==== EXERCISE MATERIAL

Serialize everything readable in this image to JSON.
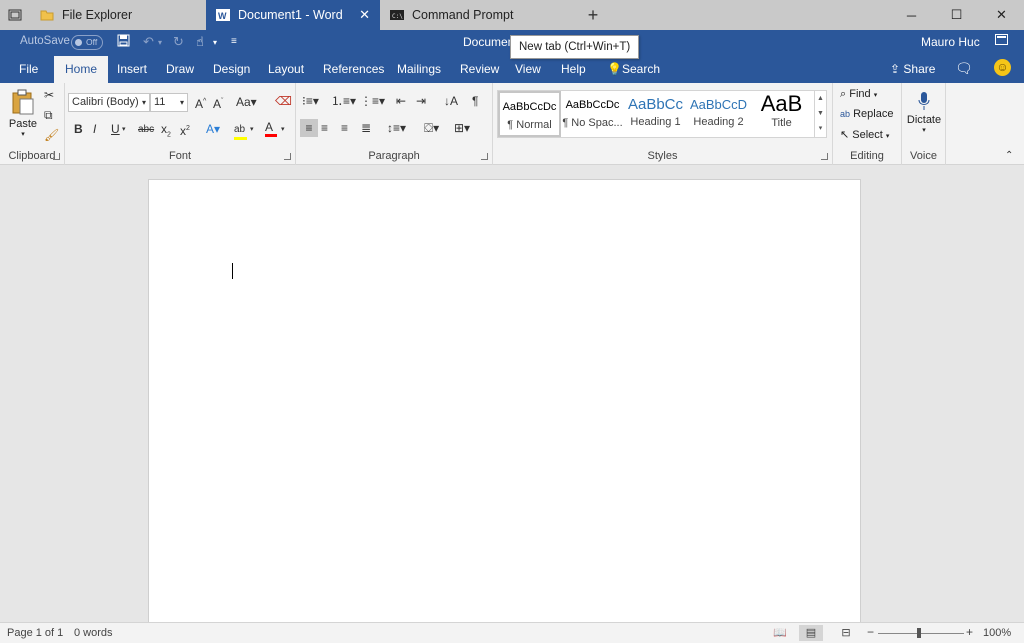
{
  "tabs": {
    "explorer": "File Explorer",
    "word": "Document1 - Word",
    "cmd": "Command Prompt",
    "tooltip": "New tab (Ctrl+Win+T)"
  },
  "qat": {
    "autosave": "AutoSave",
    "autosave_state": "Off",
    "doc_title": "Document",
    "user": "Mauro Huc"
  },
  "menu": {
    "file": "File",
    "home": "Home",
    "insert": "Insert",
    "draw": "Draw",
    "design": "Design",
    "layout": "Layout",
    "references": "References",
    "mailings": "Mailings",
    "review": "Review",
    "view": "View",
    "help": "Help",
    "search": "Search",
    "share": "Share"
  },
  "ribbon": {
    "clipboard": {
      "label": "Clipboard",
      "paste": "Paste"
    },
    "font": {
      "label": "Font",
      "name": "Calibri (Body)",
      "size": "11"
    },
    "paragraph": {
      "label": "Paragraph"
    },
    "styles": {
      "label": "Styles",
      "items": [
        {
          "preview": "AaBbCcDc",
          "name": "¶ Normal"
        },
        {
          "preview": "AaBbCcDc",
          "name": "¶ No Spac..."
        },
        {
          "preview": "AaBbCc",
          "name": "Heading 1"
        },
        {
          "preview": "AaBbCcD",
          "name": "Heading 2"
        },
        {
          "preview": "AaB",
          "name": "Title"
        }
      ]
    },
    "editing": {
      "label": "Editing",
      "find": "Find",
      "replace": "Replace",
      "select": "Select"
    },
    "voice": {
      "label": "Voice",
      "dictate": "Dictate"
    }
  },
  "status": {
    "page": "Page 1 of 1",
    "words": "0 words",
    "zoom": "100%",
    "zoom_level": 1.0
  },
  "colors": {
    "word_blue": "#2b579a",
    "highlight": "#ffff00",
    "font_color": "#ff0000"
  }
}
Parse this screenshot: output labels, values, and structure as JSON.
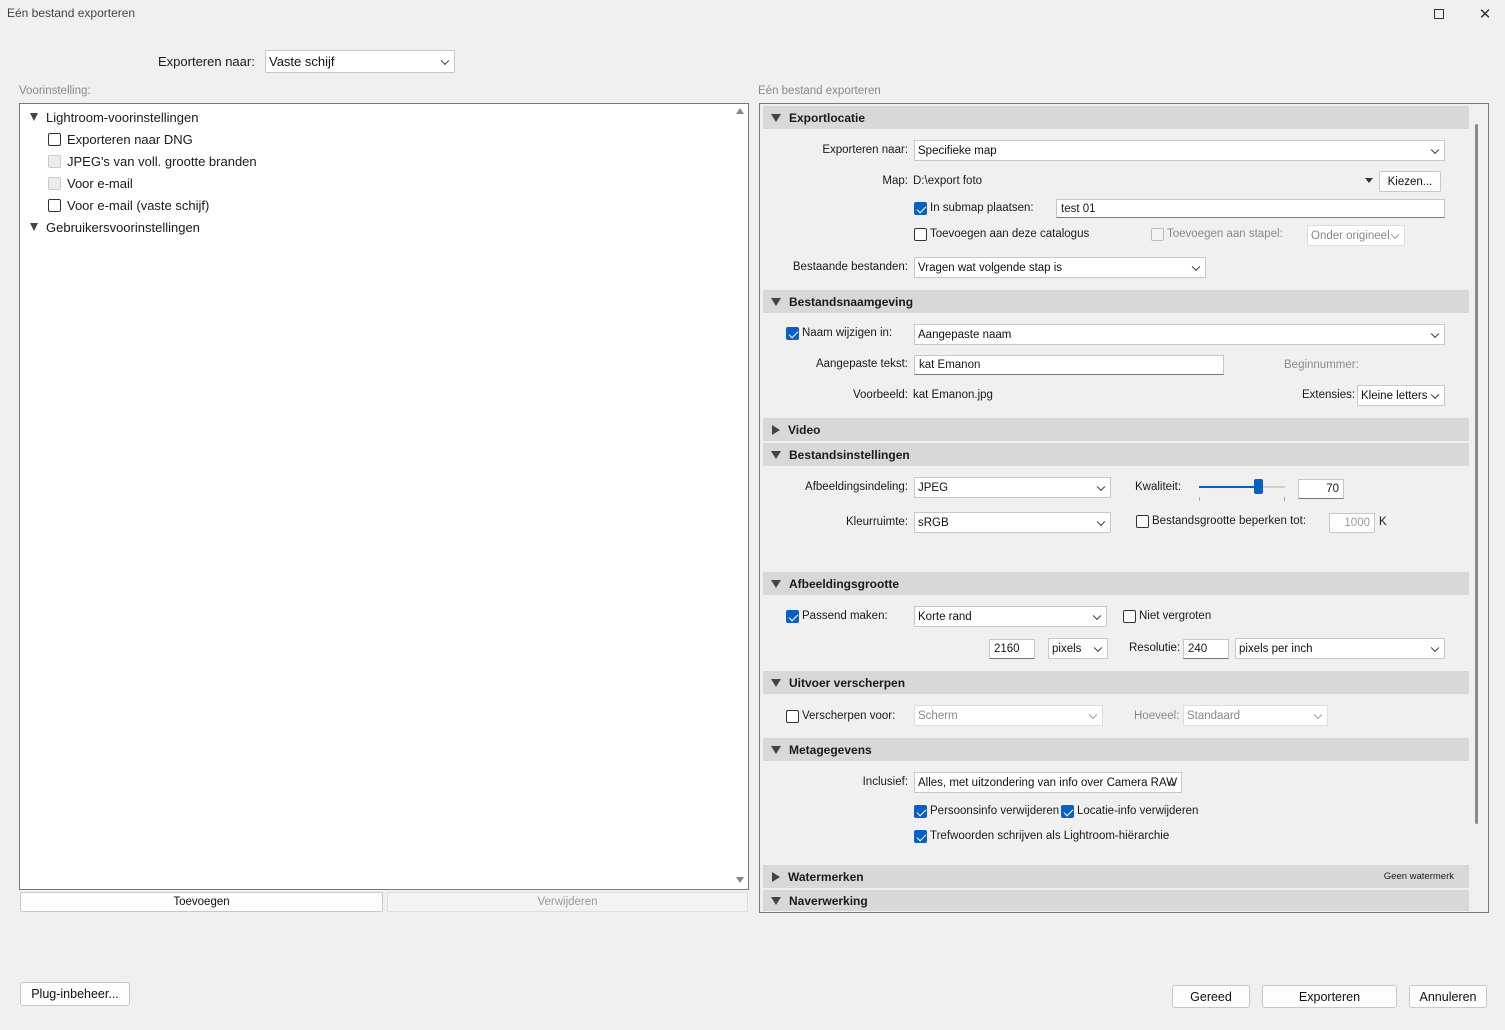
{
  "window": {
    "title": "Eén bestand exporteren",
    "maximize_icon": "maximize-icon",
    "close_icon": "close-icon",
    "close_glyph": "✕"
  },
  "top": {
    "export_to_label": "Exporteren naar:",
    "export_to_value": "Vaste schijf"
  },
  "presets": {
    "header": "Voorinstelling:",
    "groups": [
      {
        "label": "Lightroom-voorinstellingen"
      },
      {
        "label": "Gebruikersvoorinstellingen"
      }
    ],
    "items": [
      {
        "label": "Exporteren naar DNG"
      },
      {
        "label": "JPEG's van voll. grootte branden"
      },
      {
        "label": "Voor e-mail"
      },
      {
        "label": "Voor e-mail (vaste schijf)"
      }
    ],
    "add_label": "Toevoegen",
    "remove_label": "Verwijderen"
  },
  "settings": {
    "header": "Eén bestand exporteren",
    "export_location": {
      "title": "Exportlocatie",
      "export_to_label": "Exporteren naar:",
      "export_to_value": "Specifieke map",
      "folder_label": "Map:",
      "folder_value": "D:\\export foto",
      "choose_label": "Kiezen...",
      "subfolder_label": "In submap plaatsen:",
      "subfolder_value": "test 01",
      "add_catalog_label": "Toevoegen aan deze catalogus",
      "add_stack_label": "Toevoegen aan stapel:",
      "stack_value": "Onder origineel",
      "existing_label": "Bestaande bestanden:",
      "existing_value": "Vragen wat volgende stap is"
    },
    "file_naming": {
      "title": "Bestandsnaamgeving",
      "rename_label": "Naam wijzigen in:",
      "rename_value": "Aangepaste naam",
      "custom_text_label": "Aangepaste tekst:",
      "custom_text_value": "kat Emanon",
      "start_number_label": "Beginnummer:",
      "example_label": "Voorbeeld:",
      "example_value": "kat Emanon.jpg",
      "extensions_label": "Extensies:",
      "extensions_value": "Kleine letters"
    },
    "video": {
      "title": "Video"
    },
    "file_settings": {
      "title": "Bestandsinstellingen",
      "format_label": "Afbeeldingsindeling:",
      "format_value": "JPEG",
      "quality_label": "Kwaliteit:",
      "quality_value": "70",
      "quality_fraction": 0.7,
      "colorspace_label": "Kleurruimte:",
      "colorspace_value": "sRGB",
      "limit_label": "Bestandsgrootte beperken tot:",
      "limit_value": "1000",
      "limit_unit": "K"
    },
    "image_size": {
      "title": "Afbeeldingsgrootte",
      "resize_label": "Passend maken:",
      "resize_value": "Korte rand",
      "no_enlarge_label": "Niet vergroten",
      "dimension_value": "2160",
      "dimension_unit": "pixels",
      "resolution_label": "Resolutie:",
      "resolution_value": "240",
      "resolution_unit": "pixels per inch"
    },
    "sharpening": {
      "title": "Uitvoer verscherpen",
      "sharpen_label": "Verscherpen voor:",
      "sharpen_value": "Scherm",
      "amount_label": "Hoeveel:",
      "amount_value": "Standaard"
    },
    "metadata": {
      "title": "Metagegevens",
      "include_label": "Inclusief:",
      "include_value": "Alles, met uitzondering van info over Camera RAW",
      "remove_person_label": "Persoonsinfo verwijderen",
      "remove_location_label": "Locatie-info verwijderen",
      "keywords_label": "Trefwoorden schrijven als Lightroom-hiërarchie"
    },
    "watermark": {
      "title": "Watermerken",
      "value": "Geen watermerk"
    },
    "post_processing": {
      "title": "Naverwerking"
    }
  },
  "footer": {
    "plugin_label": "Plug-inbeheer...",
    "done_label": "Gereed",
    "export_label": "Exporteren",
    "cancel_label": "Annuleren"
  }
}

========
==== EXERCISE MATERIAL

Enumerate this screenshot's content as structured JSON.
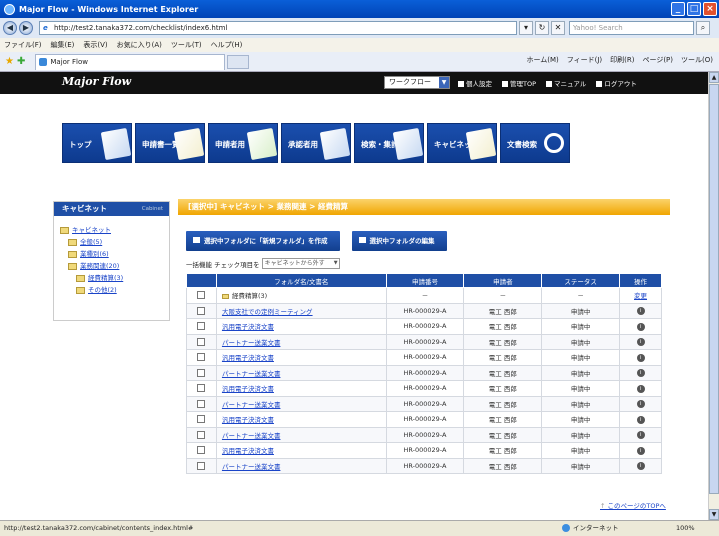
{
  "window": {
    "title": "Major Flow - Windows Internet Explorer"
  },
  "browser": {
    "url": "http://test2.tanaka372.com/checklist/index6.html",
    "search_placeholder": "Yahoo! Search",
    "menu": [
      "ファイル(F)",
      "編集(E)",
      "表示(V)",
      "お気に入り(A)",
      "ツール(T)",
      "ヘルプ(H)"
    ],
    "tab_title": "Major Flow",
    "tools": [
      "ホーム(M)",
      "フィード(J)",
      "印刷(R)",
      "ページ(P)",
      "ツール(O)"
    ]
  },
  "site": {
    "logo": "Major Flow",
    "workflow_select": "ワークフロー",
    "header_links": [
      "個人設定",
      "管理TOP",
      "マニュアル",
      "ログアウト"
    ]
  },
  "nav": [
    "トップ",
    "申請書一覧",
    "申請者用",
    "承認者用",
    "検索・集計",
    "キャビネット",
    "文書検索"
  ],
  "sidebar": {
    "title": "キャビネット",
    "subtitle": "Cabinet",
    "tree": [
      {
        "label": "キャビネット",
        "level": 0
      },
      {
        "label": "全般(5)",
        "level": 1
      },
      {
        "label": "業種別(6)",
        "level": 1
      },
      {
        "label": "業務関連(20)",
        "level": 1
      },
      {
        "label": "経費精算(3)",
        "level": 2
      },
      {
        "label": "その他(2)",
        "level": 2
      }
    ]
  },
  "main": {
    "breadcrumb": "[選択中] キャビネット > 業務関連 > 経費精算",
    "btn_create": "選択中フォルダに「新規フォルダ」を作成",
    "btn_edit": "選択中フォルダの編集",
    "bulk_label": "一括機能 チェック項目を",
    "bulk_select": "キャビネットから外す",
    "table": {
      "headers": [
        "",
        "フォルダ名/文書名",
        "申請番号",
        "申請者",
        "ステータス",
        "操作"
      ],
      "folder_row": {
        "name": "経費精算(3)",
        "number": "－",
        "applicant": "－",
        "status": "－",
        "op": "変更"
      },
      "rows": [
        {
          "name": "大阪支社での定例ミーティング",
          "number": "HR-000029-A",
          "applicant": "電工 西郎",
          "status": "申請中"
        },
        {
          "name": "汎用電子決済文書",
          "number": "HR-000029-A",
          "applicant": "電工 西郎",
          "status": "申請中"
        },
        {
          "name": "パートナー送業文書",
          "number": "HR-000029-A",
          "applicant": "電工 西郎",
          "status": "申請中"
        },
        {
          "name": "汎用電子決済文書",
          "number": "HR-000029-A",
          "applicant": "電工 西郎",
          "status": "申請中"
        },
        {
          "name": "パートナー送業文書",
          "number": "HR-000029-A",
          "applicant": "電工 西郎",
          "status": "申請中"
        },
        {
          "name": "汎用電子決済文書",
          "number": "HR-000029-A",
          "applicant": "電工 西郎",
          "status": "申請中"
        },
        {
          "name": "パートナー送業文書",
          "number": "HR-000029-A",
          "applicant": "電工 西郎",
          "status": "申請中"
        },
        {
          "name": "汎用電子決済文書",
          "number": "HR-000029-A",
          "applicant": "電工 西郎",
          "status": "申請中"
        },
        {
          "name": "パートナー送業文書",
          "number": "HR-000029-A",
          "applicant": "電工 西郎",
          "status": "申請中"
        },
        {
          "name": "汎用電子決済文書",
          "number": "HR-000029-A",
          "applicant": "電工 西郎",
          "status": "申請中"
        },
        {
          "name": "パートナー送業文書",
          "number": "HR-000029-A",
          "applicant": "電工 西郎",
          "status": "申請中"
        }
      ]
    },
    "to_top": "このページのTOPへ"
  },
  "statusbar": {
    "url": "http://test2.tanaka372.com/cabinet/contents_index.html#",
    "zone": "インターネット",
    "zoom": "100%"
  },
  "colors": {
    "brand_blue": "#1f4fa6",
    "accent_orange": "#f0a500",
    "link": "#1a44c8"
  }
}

========
==== EXERCISE MATERIAL

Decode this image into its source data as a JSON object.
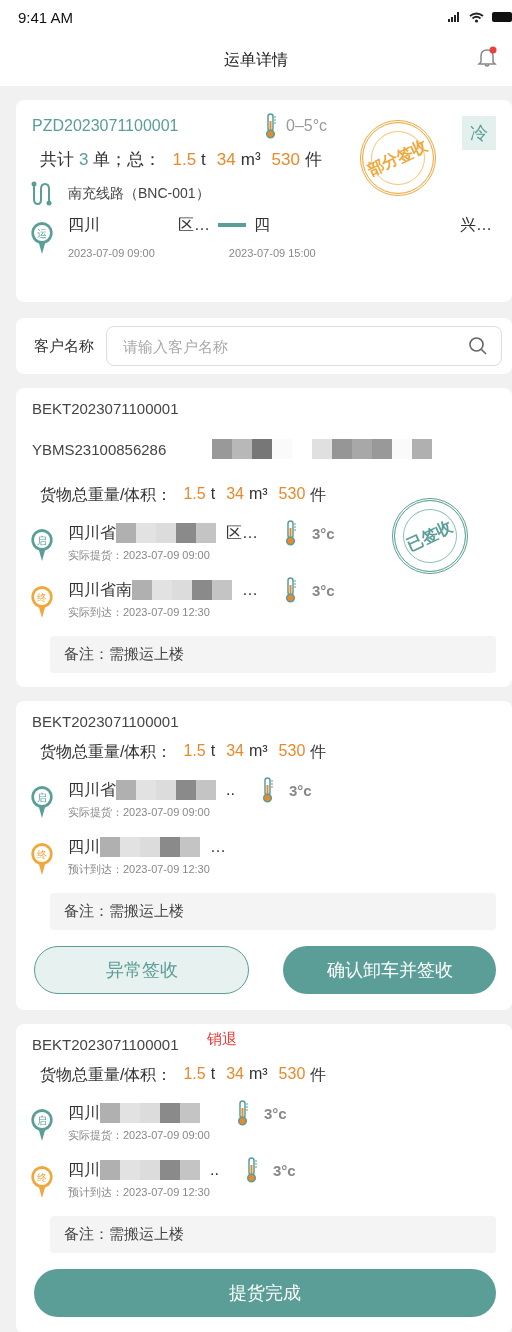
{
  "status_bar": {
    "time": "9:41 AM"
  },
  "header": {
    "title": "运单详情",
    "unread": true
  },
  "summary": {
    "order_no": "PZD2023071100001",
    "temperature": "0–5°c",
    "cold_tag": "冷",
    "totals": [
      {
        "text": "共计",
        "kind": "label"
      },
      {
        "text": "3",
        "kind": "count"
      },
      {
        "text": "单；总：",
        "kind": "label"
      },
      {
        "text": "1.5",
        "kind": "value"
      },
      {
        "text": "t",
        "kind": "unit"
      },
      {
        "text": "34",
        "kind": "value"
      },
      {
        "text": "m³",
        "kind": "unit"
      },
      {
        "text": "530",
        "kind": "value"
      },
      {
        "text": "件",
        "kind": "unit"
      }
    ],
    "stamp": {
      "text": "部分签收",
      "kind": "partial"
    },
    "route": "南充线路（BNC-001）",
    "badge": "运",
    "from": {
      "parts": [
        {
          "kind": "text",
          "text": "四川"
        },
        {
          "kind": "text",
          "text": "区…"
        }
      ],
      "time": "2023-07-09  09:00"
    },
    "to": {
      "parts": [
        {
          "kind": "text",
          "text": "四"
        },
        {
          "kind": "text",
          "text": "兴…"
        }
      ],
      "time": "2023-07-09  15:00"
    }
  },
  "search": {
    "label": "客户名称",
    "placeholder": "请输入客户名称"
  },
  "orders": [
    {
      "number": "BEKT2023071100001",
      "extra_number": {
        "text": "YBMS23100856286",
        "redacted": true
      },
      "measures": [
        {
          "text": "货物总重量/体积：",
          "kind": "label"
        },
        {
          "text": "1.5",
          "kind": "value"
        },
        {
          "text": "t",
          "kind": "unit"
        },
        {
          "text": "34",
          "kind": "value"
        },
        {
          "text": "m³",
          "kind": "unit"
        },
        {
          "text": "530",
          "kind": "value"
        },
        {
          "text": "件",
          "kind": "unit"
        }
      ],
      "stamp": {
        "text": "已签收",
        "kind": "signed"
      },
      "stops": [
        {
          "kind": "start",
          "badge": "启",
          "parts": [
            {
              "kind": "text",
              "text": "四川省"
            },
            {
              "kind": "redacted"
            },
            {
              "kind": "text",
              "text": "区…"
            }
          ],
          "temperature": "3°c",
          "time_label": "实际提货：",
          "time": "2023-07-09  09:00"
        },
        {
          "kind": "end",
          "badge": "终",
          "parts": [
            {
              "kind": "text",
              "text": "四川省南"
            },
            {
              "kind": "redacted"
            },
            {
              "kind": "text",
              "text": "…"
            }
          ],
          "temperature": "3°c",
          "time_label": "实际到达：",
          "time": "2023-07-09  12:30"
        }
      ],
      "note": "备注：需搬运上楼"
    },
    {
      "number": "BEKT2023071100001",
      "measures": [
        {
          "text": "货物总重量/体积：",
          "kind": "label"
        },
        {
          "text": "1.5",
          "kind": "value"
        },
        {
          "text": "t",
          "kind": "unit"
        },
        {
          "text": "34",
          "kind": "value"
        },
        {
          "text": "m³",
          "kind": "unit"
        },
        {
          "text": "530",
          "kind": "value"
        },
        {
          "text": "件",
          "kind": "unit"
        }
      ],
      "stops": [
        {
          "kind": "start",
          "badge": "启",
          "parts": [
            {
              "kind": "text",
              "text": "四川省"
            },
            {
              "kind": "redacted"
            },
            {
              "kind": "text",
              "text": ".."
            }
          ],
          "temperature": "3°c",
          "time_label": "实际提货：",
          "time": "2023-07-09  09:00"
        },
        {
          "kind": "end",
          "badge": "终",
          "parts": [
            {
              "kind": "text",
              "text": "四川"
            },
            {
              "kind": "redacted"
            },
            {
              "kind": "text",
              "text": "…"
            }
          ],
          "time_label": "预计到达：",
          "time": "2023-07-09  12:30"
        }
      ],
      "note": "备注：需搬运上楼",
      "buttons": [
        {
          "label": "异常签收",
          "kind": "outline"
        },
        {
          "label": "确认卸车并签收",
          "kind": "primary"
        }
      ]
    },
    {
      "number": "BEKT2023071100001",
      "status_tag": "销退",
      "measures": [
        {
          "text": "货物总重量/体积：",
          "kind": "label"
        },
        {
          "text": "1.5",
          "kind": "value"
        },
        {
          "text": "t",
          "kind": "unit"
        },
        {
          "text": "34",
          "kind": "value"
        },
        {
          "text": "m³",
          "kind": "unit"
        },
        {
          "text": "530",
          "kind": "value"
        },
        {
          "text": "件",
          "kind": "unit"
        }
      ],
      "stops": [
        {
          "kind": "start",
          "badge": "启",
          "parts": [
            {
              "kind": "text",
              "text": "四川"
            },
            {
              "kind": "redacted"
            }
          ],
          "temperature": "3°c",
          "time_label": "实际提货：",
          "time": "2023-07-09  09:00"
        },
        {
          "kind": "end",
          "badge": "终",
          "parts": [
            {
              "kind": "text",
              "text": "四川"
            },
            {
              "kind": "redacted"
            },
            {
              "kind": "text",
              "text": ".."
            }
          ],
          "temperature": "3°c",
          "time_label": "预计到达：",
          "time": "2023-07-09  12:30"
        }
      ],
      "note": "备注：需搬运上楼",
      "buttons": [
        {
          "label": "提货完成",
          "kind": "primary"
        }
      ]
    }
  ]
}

========

PROMPT:
Report how many lines of the records above contain the word "pixels", and give only that number.

THE REPLY:
2